• Extracted data entries:
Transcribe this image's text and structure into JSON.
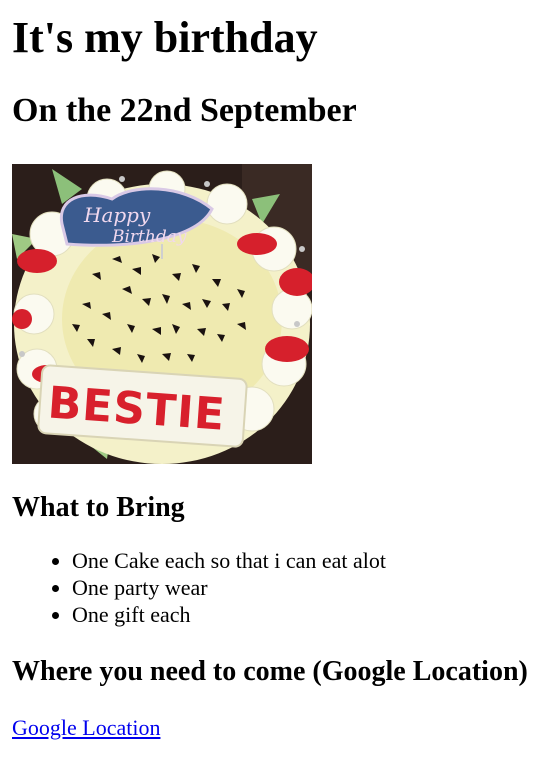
{
  "page": {
    "title": "It's my birthday",
    "subtitle": "On the 22nd September",
    "image": {
      "alt_text": "Happy Birthday BESTIE cake",
      "topper_text_line1": "Happy",
      "topper_text_line2": "Birthday",
      "lettering": "BESTIE"
    },
    "bring_heading": "What to Bring",
    "bring_items": [
      "One Cake each so that i can eat alot",
      "One party wear",
      "One gift each"
    ],
    "location_heading": "Where you need to come (Google Location)",
    "location_link": "Google Location"
  },
  "colors": {
    "link": "#0000ee",
    "text": "#000000",
    "background": "#ffffff"
  }
}
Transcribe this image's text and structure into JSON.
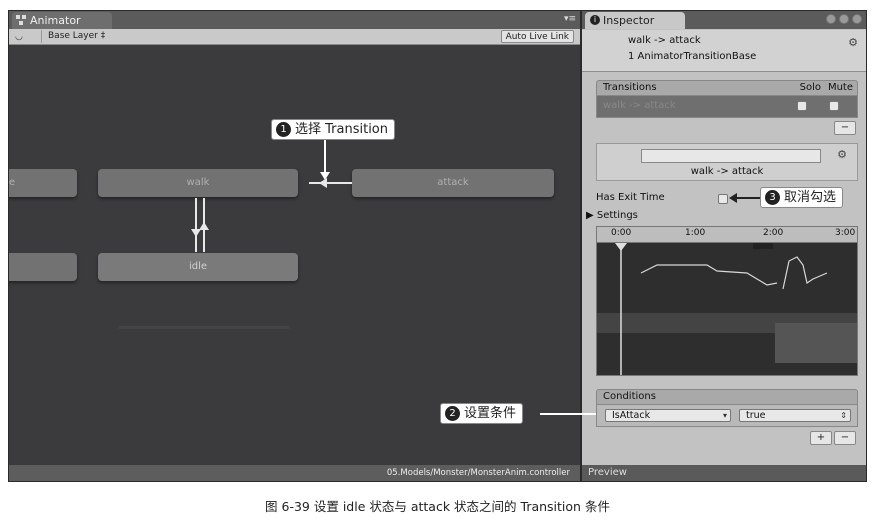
{
  "animator": {
    "tab_title": "Animator",
    "layer_selector": "Base Layer ‡",
    "auto_live_link": "Auto Live Link",
    "nodes": {
      "left_upper_partial": "tte",
      "walk": "walk",
      "attack": "attack",
      "idle": "idle"
    },
    "controller_path": "05.Models/Monster/MonsterAnim.controller"
  },
  "inspector": {
    "tab_title": "Inspector",
    "title": "walk -> attack",
    "subtitle": "1 AnimatorTransitionBase",
    "transitions": {
      "header": "Transitions",
      "solo": "Solo",
      "mute": "Mute",
      "row_label": "walk -> attack",
      "remove_btn": "−"
    },
    "transition_name": "walk -> attack",
    "has_exit_time": "Has Exit Time",
    "settings": "Settings",
    "timeline_ticks": [
      "0:00",
      "1:00",
      "2:00",
      "3:00"
    ],
    "conditions": {
      "header": "Conditions",
      "parameter": "IsAttack",
      "value": "true",
      "add_btn": "+",
      "remove_btn": "−"
    },
    "preview_label": "Preview"
  },
  "callouts": {
    "c1": {
      "num": "1",
      "text": "选择 Transition"
    },
    "c2": {
      "num": "2",
      "text": "设置条件"
    },
    "c3": {
      "num": "3",
      "text": "取消勾选"
    }
  },
  "caption": "图 6-39   设置 idle 状态与 attack 状态之间的 Transition 条件"
}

• Given problem: Every record gets retyped exactly; no picture goes into the copy.

• Task solution:
Transcribe this image's text and structure into JSON.
{
  "page": {
    "title": "It's my birthday",
    "subtitle": "On the 22nd September",
    "image": {
      "alt_text": "Happy Birthday BESTIE cake",
      "topper_text_line1": "Happy",
      "topper_text_line2": "Birthday",
      "lettering": "BESTIE"
    },
    "bring_heading": "What to Bring",
    "bring_items": [
      "One Cake each so that i can eat alot",
      "One party wear",
      "One gift each"
    ],
    "location_heading": "Where you need to come (Google Location)",
    "location_link": "Google Location"
  },
  "colors": {
    "link": "#0000ee",
    "text": "#000000",
    "background": "#ffffff"
  }
}
Transcribe this image's text and structure into JSON.
{
  "animator": {
    "tab_title": "Animator",
    "layer_selector": "Base Layer ‡",
    "auto_live_link": "Auto Live Link",
    "nodes": {
      "left_upper_partial": "tte",
      "walk": "walk",
      "attack": "attack",
      "idle": "idle"
    },
    "controller_path": "05.Models/Monster/MonsterAnim.controller"
  },
  "inspector": {
    "tab_title": "Inspector",
    "title": "walk -> attack",
    "subtitle": "1 AnimatorTransitionBase",
    "transitions": {
      "header": "Transitions",
      "solo": "Solo",
      "mute": "Mute",
      "row_label": "walk -> attack",
      "remove_btn": "−"
    },
    "transition_name": "walk -> attack",
    "has_exit_time": "Has Exit Time",
    "settings": "Settings",
    "timeline_ticks": [
      "0:00",
      "1:00",
      "2:00",
      "3:00"
    ],
    "conditions": {
      "header": "Conditions",
      "parameter": "IsAttack",
      "value": "true",
      "add_btn": "+",
      "remove_btn": "−"
    },
    "preview_label": "Preview"
  },
  "callouts": {
    "c1": {
      "num": "1",
      "text": "选择 Transition"
    },
    "c2": {
      "num": "2",
      "text": "设置条件"
    },
    "c3": {
      "num": "3",
      "text": "取消勾选"
    }
  },
  "caption": "图 6-39   设置 idle 状态与 attack 状态之间的 Transition 条件"
}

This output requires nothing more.